(Data entries)
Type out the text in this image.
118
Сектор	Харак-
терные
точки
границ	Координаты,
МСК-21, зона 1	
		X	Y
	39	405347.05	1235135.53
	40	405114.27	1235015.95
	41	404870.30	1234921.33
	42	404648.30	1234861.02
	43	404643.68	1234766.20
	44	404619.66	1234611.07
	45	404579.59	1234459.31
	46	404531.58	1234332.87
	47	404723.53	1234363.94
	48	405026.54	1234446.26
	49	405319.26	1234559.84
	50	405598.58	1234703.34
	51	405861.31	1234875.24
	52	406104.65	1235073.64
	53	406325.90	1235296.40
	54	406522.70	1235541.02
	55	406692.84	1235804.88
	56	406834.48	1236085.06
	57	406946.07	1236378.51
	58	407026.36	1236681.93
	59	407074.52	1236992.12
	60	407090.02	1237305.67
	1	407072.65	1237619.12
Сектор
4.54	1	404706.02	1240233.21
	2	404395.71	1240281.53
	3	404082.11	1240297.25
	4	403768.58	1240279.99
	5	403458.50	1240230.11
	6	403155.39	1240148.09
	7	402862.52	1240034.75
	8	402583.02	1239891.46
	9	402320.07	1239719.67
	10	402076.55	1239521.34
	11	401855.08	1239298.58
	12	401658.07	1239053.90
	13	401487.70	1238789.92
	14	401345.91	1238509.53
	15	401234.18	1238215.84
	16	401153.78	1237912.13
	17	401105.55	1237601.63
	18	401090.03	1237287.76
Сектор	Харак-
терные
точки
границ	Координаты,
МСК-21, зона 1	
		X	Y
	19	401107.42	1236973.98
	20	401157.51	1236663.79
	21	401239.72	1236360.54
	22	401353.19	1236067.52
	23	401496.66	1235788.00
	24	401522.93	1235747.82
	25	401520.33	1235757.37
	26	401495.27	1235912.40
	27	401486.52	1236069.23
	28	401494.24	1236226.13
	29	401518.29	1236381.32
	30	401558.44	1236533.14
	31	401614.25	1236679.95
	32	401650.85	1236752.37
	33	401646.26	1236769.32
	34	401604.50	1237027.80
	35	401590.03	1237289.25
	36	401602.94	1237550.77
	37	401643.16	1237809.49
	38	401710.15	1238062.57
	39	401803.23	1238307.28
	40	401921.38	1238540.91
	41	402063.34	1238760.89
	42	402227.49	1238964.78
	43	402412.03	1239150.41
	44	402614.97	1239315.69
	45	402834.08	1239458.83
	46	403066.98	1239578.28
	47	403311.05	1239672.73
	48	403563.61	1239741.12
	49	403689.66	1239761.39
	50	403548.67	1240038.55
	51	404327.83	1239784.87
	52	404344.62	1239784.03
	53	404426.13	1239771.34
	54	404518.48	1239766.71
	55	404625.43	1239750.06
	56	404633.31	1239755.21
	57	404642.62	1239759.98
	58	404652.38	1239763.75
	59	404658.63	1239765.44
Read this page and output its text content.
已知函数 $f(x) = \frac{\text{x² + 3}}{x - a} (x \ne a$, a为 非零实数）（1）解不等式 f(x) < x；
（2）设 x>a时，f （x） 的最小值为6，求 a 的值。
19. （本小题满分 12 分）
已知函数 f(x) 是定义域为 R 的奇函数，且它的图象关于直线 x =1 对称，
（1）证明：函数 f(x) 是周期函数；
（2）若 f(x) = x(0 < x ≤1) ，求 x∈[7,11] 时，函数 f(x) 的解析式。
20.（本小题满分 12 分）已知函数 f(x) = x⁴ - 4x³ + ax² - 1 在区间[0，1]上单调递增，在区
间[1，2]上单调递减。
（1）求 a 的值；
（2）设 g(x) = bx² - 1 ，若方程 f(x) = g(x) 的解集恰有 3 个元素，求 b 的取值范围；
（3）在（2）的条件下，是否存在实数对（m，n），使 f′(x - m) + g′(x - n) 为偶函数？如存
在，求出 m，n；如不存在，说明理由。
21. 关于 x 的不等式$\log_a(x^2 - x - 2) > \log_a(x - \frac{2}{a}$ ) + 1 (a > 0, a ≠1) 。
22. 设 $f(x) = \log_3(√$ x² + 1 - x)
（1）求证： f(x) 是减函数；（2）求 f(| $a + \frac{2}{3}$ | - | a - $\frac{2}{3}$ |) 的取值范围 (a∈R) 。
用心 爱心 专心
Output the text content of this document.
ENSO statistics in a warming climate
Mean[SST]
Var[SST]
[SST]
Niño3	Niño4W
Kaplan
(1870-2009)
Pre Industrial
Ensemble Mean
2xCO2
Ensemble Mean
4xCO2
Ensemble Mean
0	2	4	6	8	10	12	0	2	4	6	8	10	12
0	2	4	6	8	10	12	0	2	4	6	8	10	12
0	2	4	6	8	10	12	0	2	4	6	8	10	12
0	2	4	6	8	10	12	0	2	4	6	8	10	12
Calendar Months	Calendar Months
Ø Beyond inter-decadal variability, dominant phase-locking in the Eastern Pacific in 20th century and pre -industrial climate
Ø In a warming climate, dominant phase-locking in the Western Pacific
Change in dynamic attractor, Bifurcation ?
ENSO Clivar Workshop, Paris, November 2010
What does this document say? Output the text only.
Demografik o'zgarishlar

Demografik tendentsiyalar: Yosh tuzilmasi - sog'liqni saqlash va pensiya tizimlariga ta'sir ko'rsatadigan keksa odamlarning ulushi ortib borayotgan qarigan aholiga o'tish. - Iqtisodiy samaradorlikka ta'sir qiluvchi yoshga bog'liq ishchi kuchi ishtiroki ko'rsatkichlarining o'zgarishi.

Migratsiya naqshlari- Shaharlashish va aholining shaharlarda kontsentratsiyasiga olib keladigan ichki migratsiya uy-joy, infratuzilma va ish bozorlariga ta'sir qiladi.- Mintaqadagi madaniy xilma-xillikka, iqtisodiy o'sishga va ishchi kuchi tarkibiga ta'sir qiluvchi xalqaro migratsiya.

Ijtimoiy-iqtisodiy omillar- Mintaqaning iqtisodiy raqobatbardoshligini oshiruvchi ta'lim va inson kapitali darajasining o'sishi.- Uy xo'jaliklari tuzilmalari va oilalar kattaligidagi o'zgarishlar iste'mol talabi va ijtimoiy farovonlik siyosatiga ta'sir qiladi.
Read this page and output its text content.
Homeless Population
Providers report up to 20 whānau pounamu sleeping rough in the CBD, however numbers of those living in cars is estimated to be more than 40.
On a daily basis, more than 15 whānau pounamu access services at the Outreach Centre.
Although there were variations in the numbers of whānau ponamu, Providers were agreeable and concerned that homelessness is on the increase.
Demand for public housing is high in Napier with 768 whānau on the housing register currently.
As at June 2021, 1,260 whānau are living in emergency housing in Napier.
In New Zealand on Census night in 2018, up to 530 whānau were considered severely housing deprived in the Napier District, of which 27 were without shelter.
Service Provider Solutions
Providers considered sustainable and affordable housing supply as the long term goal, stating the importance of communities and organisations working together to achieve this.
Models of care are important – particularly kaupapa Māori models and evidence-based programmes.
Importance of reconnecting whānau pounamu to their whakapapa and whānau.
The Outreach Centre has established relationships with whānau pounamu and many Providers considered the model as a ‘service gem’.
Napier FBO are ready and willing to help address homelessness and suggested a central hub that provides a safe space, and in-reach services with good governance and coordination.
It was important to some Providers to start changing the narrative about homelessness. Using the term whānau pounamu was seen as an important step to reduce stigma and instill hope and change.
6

▶ Your objective
Repeat the listing exactly, from its first line to its last.

▶ Exercise result
Type out the text in this image.
118
Сектор	Харак-
терные
точки
границ	Координаты,
МСК-21, зона 1	
		X	Y
	39	405347.05	1235135.53
	40	405114.27	1235015.95
	41	404870.30	1234921.33
	42	404648.30	1234861.02
	43	404643.68	1234766.20
	44	404619.66	1234611.07
	45	404579.59	1234459.31
	46	404531.58	1234332.87
	47	404723.53	1234363.94
	48	405026.54	1234446.26
	49	405319.26	1234559.84
	50	405598.58	1234703.34
	51	405861.31	1234875.24
	52	406104.65	1235073.64
	53	406325.90	1235296.40
	54	406522.70	1235541.02
	55	406692.84	1235804.88
	56	406834.48	1236085.06
	57	406946.07	1236378.51
	58	407026.36	1236681.93
	59	407074.52	1236992.12
	60	407090.02	1237305.67
	1	407072.65	1237619.12
Сектор
4.54	1	404706.02	1240233.21
	2	404395.71	1240281.53
	3	404082.11	1240297.25
	4	403768.58	1240279.99
	5	403458.50	1240230.11
	6	403155.39	1240148.09
	7	402862.52	1240034.75
	8	402583.02	1239891.46
	9	402320.07	1239719.67
	10	402076.55	1239521.34
	11	401855.08	1239298.58
	12	401658.07	1239053.90
	13	401487.70	1238789.92
	14	401345.91	1238509.53
	15	401234.18	1238215.84
	16	401153.78	1237912.13
	17	401105.55	1237601.63
	18	401090.03	1237287.76
Сектор	Харак-
терные
точки
границ	Координаты,
МСК-21, зона 1	
		X	Y
	19	401107.42	1236973.98
	20	401157.51	1236663.79
	21	401239.72	1236360.54
	22	401353.19	1236067.52
	23	401496.66	1235788.00
	24	401522.93	1235747.82
	25	401520.33	1235757.37
	26	401495.27	1235912.40
	27	401486.52	1236069.23
	28	401494.24	1236226.13
	29	401518.29	1236381.32
	30	401558.44	1236533.14
	31	401614.25	1236679.95
	32	401650.85	1236752.37
	33	401646.26	1236769.32
	34	401604.50	1237027.80
	35	401590.03	1237289.25
	36	401602.94	1237550.77
	37	401643.16	1237809.49
	38	401710.15	1238062.57
	39	401803.23	1238307.28
	40	401921.38	1238540.91
	41	402063.34	1238760.89
	42	402227.49	1238964.78
	43	402412.03	1239150.41
	44	402614.97	1239315.69
	45	402834.08	1239458.83
	46	403066.98	1239578.28
	47	403311.05	1239672.73
	48	403563.61	1239741.12
	49	403689.66	1239761.39
	50	403548.67	1240038.55
	51	404327.83	1239784.87
	52	404344.62	1239784.03
	53	404426.13	1239771.34
	54	404518.48	1239766.71
	55	404625.43	1239750.06
	56	404633.31	1239755.21
	57	404642.62	1239759.98
	58	404652.38	1239763.75
	59	404658.63	1239765.44
Read this page and output its text content.
已知函数 $f(x) = \frac{\text{x² + 3}}{x - a} (x \ne a$, a为 非零实数）（1）解不等式 f(x) < x；
（2）设 x>a时，f （x） 的最小值为6，求 a 的值。
19. （本小题满分 12 分）
已知函数 f(x) 是定义域为 R 的奇函数，且它的图象关于直线 x =1 对称，
（1）证明：函数 f(x) 是周期函数；
（2）若 f(x) = x(0 < x ≤1) ，求 x∈[7,11] 时，函数 f(x) 的解析式。
20.（本小题满分 12 分）已知函数 f(x) = x⁴ - 4x³ + ax² - 1 在区间[0，1]上单调递增，在区
间[1，2]上单调递减。
（1）求 a 的值；
（2）设 g(x) = bx² - 1 ，若方程 f(x) = g(x) 的解集恰有 3 个元素，求 b 的取值范围；
（3）在（2）的条件下，是否存在实数对（m，n），使 f′(x - m) + g′(x - n) 为偶函数？如存
在，求出 m，n；如不存在，说明理由。
21. 关于 x 的不等式$\log_a(x^2 - x - 2) > \log_a(x - \frac{2}{a}$ ) + 1 (a > 0, a ≠1) 。
22. 设 $f(x) = \log_3(√$ x² + 1 - x)
（1）求证： f(x) 是减函数；（2）求 f(| $a + \frac{2}{3}$ | - | a - $\frac{2}{3}$ |) 的取值范围 (a∈R) 。
用心 爱心 专心
Output the text content of this document.
ENSO statistics in a warming climate
Mean[SST]
Var[SST]
[SST]
Niño3	Niño4W
Kaplan
(1870-2009)
Pre Industrial
Ensemble Mean
2xCO2
Ensemble Mean
4xCO2
Ensemble Mean
0	2	4	6	8	10	12	0	2	4	6	8	10	12
0	2	4	6	8	10	12	0	2	4	6	8	10	12
0	2	4	6	8	10	12	0	2	4	6	8	10	12
0	2	4	6	8	10	12	0	2	4	6	8	10	12
Calendar Months	Calendar Months
Ø Beyond inter-decadal variability, dominant phase-locking in the Eastern Pacific in 20th century and pre -industrial climate
Ø In a warming climate, dominant phase-locking in the Western Pacific
Change in dynamic attractor, Bifurcation ?
ENSO Clivar Workshop, Paris, November 2010
What does this document say? Output the text only.
Demografik o'zgarishlar

Demografik tendentsiyalar: Yosh tuzilmasi - sog'liqni saqlash va pensiya tizimlariga ta'sir ko'rsatadigan keksa odamlarning ulushi ortib borayotgan qarigan aholiga o'tish. - Iqtisodiy samaradorlikka ta'sir qiluvchi yoshga bog'liq ishchi kuchi ishtiroki ko'rsatkichlarining o'zgarishi.

Migratsiya naqshlari- Shaharlashish va aholining shaharlarda kontsentratsiyasiga olib keladigan ichki migratsiya uy-joy, infratuzilma va ish bozorlariga ta'sir qiladi.- Mintaqadagi madaniy xilma-xillikka, iqtisodiy o'sishga va ishchi kuchi tarkibiga ta'sir qiluvchi xalqaro migratsiya.

Ijtimoiy-iqtisodiy omillar- Mintaqaning iqtisodiy raqobatbardoshligini oshiruvchi ta'lim va inson kapitali darajasining o'sishi.- Uy xo'jaliklari tuzilmalari va oilalar kattaligidagi o'zgarishlar iste'mol talabi va ijtimoiy farovonlik siyosatiga ta'sir qiladi.
Read this page and output its text content.
Homeless Population
Providers report up to 20 whānau pounamu sleeping rough in the CBD, however numbers of those living in cars is estimated to be more than 40.
On a daily basis, more than 15 whānau pounamu access services at the Outreach Centre.
Although there were variations in the numbers of whānau ponamu, Providers were agreeable and concerned that homelessness is on the increase.
Demand for public housing is high in Napier with 768 whānau on the housing register currently.
As at June 2021, 1,260 whānau are living in emergency housing in Napier.
In New Zealand on Census night in 2018, up to 530 whānau were considered severely housing deprived in the Napier District, of which 27 were without shelter.
Service Provider Solutions
Providers considered sustainable and affordable housing supply as the long term goal, stating the importance of communities and organisations working together to achieve this.
Models of care are important – particularly kaupapa Māori models and evidence-based programmes.
Importance of reconnecting whānau pounamu to their whakapapa and whānau.
The Outreach Centre has established relationships with whānau pounamu and many Providers considered the model as a ‘service gem’.
Napier FBO are ready and willing to help address homelessness and suggested a central hub that provides a safe space, and in-reach services with good governance and coordination.
It was important to some Providers to start changing the narrative about homelessness. Using the term whānau pounamu was seen as an important step to reduce stigma and instill hope and change.
6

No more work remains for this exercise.